## Stated goal
Reproduce each record below exactly as written.

Figure contents as structured data
'''

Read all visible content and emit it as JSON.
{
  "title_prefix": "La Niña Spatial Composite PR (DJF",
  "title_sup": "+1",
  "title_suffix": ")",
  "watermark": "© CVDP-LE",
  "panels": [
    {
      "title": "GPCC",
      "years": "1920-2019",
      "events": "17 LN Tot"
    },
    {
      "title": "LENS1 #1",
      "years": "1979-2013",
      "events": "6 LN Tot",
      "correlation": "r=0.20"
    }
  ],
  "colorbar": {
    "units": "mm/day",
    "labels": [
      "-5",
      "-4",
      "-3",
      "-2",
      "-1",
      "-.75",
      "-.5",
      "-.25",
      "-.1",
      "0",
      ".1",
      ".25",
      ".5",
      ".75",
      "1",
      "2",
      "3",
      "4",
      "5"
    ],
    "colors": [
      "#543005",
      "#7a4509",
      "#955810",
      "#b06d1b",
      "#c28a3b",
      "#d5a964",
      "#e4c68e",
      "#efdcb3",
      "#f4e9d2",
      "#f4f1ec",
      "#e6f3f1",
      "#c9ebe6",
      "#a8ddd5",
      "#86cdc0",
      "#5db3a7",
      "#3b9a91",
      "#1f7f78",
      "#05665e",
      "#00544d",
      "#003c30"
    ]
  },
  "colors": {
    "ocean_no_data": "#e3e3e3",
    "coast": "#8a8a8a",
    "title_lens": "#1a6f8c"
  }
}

'''

## Completed exercise
Read all visible content and emit it as JSON.
{
  "title_prefix": "La Niña Spatial Composite PR (DJF",
  "title_sup": "+1",
  "title_suffix": ")",
  "watermark": "© CVDP-LE",
  "panels": [
    {
      "title": "GPCC",
      "years": "1920-2019",
      "events": "17 LN Tot"
    },
    {
      "title": "LENS1 #1",
      "years": "1979-2013",
      "events": "6 LN Tot",
      "correlation": "r=0.20"
    }
  ],
  "colorbar": {
    "units": "mm/day",
    "labels": [
      "-5",
      "-4",
      "-3",
      "-2",
      "-1",
      "-.75",
      "-.5",
      "-.25",
      "-.1",
      "0",
      ".1",
      ".25",
      ".5",
      ".75",
      "1",
      "2",
      "3",
      "4",
      "5"
    ],
    "colors": [
      "#543005",
      "#7a4509",
      "#955810",
      "#b06d1b",
      "#c28a3b",
      "#d5a964",
      "#e4c68e",
      "#efdcb3",
      "#f4e9d2",
      "#f4f1ec",
      "#e6f3f1",
      "#c9ebe6",
      "#a8ddd5",
      "#86cdc0",
      "#5db3a7",
      "#3b9a91",
      "#1f7f78",
      "#05665e",
      "#00544d",
      "#003c30"
    ]
  },
  "colors": {
    "ocean_no_data": "#e3e3e3",
    "coast": "#8a8a8a",
    "title_lens": "#1a6f8c"
  }
}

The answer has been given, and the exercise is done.